[Data records]
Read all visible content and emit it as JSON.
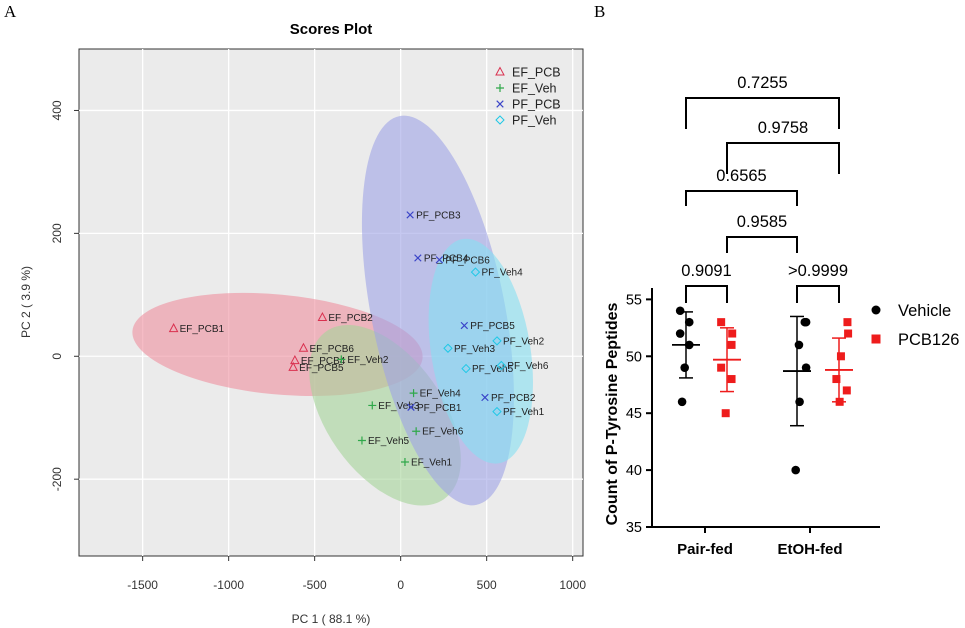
{
  "panel_a_letter": "A",
  "panel_b_letter": "B",
  "colors": {
    "EF_PCB": "#d9304f",
    "EF_Veh": "#2fa84a",
    "PF_PCB": "#3a44c8",
    "PF_Veh": "#1ec8e6",
    "ellipse_EF_PCB": "#ee8f9f",
    "ellipse_EF_Veh": "#a5d39a",
    "ellipse_PF_PCB": "#9ea3e6",
    "ellipse_PF_Veh": "#86e0f2",
    "Vehicle": "#000000",
    "PCB126": "#ee1c1c"
  },
  "chart_data": [
    {
      "type": "scatter",
      "title": "Scores Plot",
      "xlabel": "PC 1 ( 88.1 %)",
      "ylabel": "PC 2 ( 3.9 %)",
      "xlim": [
        -1870,
        1060
      ],
      "ylim": [
        -325,
        500
      ],
      "xticks": [
        -1500,
        -1000,
        -500,
        0,
        500,
        1000
      ],
      "yticks": [
        -200,
        0,
        200,
        400
      ],
      "grid": true,
      "legend_position": "top-right",
      "series": [
        {
          "name": "EF_PCB",
          "marker": "triangle",
          "points": [
            {
              "label": "EF_PCB1",
              "x": -1320,
              "y": 45
            },
            {
              "label": "EF_PCB2",
              "x": -455,
              "y": 63
            },
            {
              "label": "EF_PCB6",
              "x": -565,
              "y": 13
            },
            {
              "label": "EF_PCB4",
              "x": -615,
              "y": -7
            },
            {
              "label": "EF_PCB5",
              "x": -625,
              "y": -18
            }
          ]
        },
        {
          "name": "EF_Veh",
          "marker": "plus",
          "points": [
            {
              "label": "EF_Veh2",
              "x": -345,
              "y": -5
            },
            {
              "label": "EF_Veh4",
              "x": 75,
              "y": -60
            },
            {
              "label": "EF_Veh3",
              "x": -165,
              "y": -80
            },
            {
              "label": "EF_Veh6",
              "x": 90,
              "y": -122
            },
            {
              "label": "EF_Veh5",
              "x": -225,
              "y": -137
            },
            {
              "label": "EF_Veh1",
              "x": 25,
              "y": -172
            }
          ]
        },
        {
          "name": "PF_PCB",
          "marker": "x",
          "points": [
            {
              "label": "PF_PCB3",
              "x": 55,
              "y": 230
            },
            {
              "label": "PF_PCB4",
              "x": 100,
              "y": 160
            },
            {
              "label": "PF_PCB6",
              "x": 225,
              "y": 157
            },
            {
              "label": "PF_PCB5",
              "x": 370,
              "y": 50
            },
            {
              "label": "PF_PCB1",
              "x": 60,
              "y": -83
            },
            {
              "label": "PF_PCB2",
              "x": 490,
              "y": -67
            }
          ]
        },
        {
          "name": "PF_Veh",
          "marker": "diamond",
          "points": [
            {
              "label": "PF_Veh4",
              "x": 435,
              "y": 137
            },
            {
              "label": "PF_Veh2",
              "x": 560,
              "y": 25
            },
            {
              "label": "PF_Veh3",
              "x": 275,
              "y": 13
            },
            {
              "label": "PF_Veh5",
              "x": 380,
              "y": -20
            },
            {
              "label": "PF_Veh6",
              "x": 585,
              "y": -15
            },
            {
              "label": "PF_Veh1",
              "x": 560,
              "y": -90
            }
          ]
        }
      ]
    },
    {
      "type": "scatter",
      "ylabel": "Count of P-Tyrosine Peptides",
      "ylim": [
        35,
        56
      ],
      "yticks": [
        35,
        40,
        45,
        50,
        55
      ],
      "categories": [
        "Pair-fed",
        "EtOH-fed"
      ],
      "legend_position": "right",
      "series": [
        {
          "name": "Vehicle",
          "marker": "circle",
          "groups": [
            {
              "category": "Pair-fed",
              "values": [
                54,
                53,
                52,
                51,
                49,
                46
              ],
              "mean": 51.0,
              "sd_low": 48.1,
              "sd_high": 53.9
            },
            {
              "category": "EtOH-fed",
              "values": [
                53,
                53,
                51,
                49,
                46,
                40
              ],
              "mean": 48.7,
              "sd_low": 43.9,
              "sd_high": 53.5
            }
          ]
        },
        {
          "name": "PCB126",
          "marker": "square",
          "groups": [
            {
              "category": "Pair-fed",
              "values": [
                53,
                52,
                51,
                49,
                48,
                45
              ],
              "mean": 49.7,
              "sd_low": 46.9,
              "sd_high": 52.5
            },
            {
              "category": "EtOH-fed",
              "values": [
                53,
                52,
                50,
                48,
                47,
                46
              ],
              "mean": 48.8,
              "sd_low": 46.0,
              "sd_high": 51.6
            }
          ]
        }
      ],
      "comparisons": [
        {
          "p": "0.7255",
          "from": "Pair-fed Vehicle",
          "to": "EtOH-fed PCB126"
        },
        {
          "p": "0.9758",
          "from": "Pair-fed PCB126",
          "to": "EtOH-fed PCB126"
        },
        {
          "p": "0.6565",
          "from": "Pair-fed Vehicle",
          "to": "EtOH-fed Vehicle"
        },
        {
          "p": "0.9585",
          "from": "Pair-fed PCB126",
          "to": "EtOH-fed Vehicle"
        },
        {
          "p": "0.9091",
          "from": "Pair-fed Vehicle",
          "to": "Pair-fed PCB126"
        },
        {
          "p": ">0.9999",
          "from": "EtOH-fed Vehicle",
          "to": "EtOH-fed PCB126"
        }
      ]
    }
  ]
}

### TASK DESCRIPTION
Type the entries again verbatim. Drop the images.

### YOUR RESPONSE
Read all visible content and emit it as JSON.
{
  "panel_a_letter": "A",
  "panel_b_letter": "B",
  "colors": {
    "EF_PCB": "#d9304f",
    "EF_Veh": "#2fa84a",
    "PF_PCB": "#3a44c8",
    "PF_Veh": "#1ec8e6",
    "ellipse_EF_PCB": "#ee8f9f",
    "ellipse_EF_Veh": "#a5d39a",
    "ellipse_PF_PCB": "#9ea3e6",
    "ellipse_PF_Veh": "#86e0f2",
    "Vehicle": "#000000",
    "PCB126": "#ee1c1c"
  },
  "chart_data": [
    {
      "type": "scatter",
      "title": "Scores Plot",
      "xlabel": "PC 1 ( 88.1 %)",
      "ylabel": "PC 2 ( 3.9 %)",
      "xlim": [
        -1870,
        1060
      ],
      "ylim": [
        -325,
        500
      ],
      "xticks": [
        -1500,
        -1000,
        -500,
        0,
        500,
        1000
      ],
      "yticks": [
        -200,
        0,
        200,
        400
      ],
      "grid": true,
      "legend_position": "top-right",
      "series": [
        {
          "name": "EF_PCB",
          "marker": "triangle",
          "points": [
            {
              "label": "EF_PCB1",
              "x": -1320,
              "y": 45
            },
            {
              "label": "EF_PCB2",
              "x": -455,
              "y": 63
            },
            {
              "label": "EF_PCB6",
              "x": -565,
              "y": 13
            },
            {
              "label": "EF_PCB4",
              "x": -615,
              "y": -7
            },
            {
              "label": "EF_PCB5",
              "x": -625,
              "y": -18
            }
          ]
        },
        {
          "name": "EF_Veh",
          "marker": "plus",
          "points": [
            {
              "label": "EF_Veh2",
              "x": -345,
              "y": -5
            },
            {
              "label": "EF_Veh4",
              "x": 75,
              "y": -60
            },
            {
              "label": "EF_Veh3",
              "x": -165,
              "y": -80
            },
            {
              "label": "EF_Veh6",
              "x": 90,
              "y": -122
            },
            {
              "label": "EF_Veh5",
              "x": -225,
              "y": -137
            },
            {
              "label": "EF_Veh1",
              "x": 25,
              "y": -172
            }
          ]
        },
        {
          "name": "PF_PCB",
          "marker": "x",
          "points": [
            {
              "label": "PF_PCB3",
              "x": 55,
              "y": 230
            },
            {
              "label": "PF_PCB4",
              "x": 100,
              "y": 160
            },
            {
              "label": "PF_PCB6",
              "x": 225,
              "y": 157
            },
            {
              "label": "PF_PCB5",
              "x": 370,
              "y": 50
            },
            {
              "label": "PF_PCB1",
              "x": 60,
              "y": -83
            },
            {
              "label": "PF_PCB2",
              "x": 490,
              "y": -67
            }
          ]
        },
        {
          "name": "PF_Veh",
          "marker": "diamond",
          "points": [
            {
              "label": "PF_Veh4",
              "x": 435,
              "y": 137
            },
            {
              "label": "PF_Veh2",
              "x": 560,
              "y": 25
            },
            {
              "label": "PF_Veh3",
              "x": 275,
              "y": 13
            },
            {
              "label": "PF_Veh5",
              "x": 380,
              "y": -20
            },
            {
              "label": "PF_Veh6",
              "x": 585,
              "y": -15
            },
            {
              "label": "PF_Veh1",
              "x": 560,
              "y": -90
            }
          ]
        }
      ]
    },
    {
      "type": "scatter",
      "ylabel": "Count of P-Tyrosine Peptides",
      "ylim": [
        35,
        56
      ],
      "yticks": [
        35,
        40,
        45,
        50,
        55
      ],
      "categories": [
        "Pair-fed",
        "EtOH-fed"
      ],
      "legend_position": "right",
      "series": [
        {
          "name": "Vehicle",
          "marker": "circle",
          "groups": [
            {
              "category": "Pair-fed",
              "values": [
                54,
                53,
                52,
                51,
                49,
                46
              ],
              "mean": 51.0,
              "sd_low": 48.1,
              "sd_high": 53.9
            },
            {
              "category": "EtOH-fed",
              "values": [
                53,
                53,
                51,
                49,
                46,
                40
              ],
              "mean": 48.7,
              "sd_low": 43.9,
              "sd_high": 53.5
            }
          ]
        },
        {
          "name": "PCB126",
          "marker": "square",
          "groups": [
            {
              "category": "Pair-fed",
              "values": [
                53,
                52,
                51,
                49,
                48,
                45
              ],
              "mean": 49.7,
              "sd_low": 46.9,
              "sd_high": 52.5
            },
            {
              "category": "EtOH-fed",
              "values": [
                53,
                52,
                50,
                48,
                47,
                46
              ],
              "mean": 48.8,
              "sd_low": 46.0,
              "sd_high": 51.6
            }
          ]
        }
      ],
      "comparisons": [
        {
          "p": "0.7255",
          "from": "Pair-fed Vehicle",
          "to": "EtOH-fed PCB126"
        },
        {
          "p": "0.9758",
          "from": "Pair-fed PCB126",
          "to": "EtOH-fed PCB126"
        },
        {
          "p": "0.6565",
          "from": "Pair-fed Vehicle",
          "to": "EtOH-fed Vehicle"
        },
        {
          "p": "0.9585",
          "from": "Pair-fed PCB126",
          "to": "EtOH-fed Vehicle"
        },
        {
          "p": "0.9091",
          "from": "Pair-fed Vehicle",
          "to": "Pair-fed PCB126"
        },
        {
          "p": ">0.9999",
          "from": "EtOH-fed Vehicle",
          "to": "EtOH-fed PCB126"
        }
      ]
    }
  ]
}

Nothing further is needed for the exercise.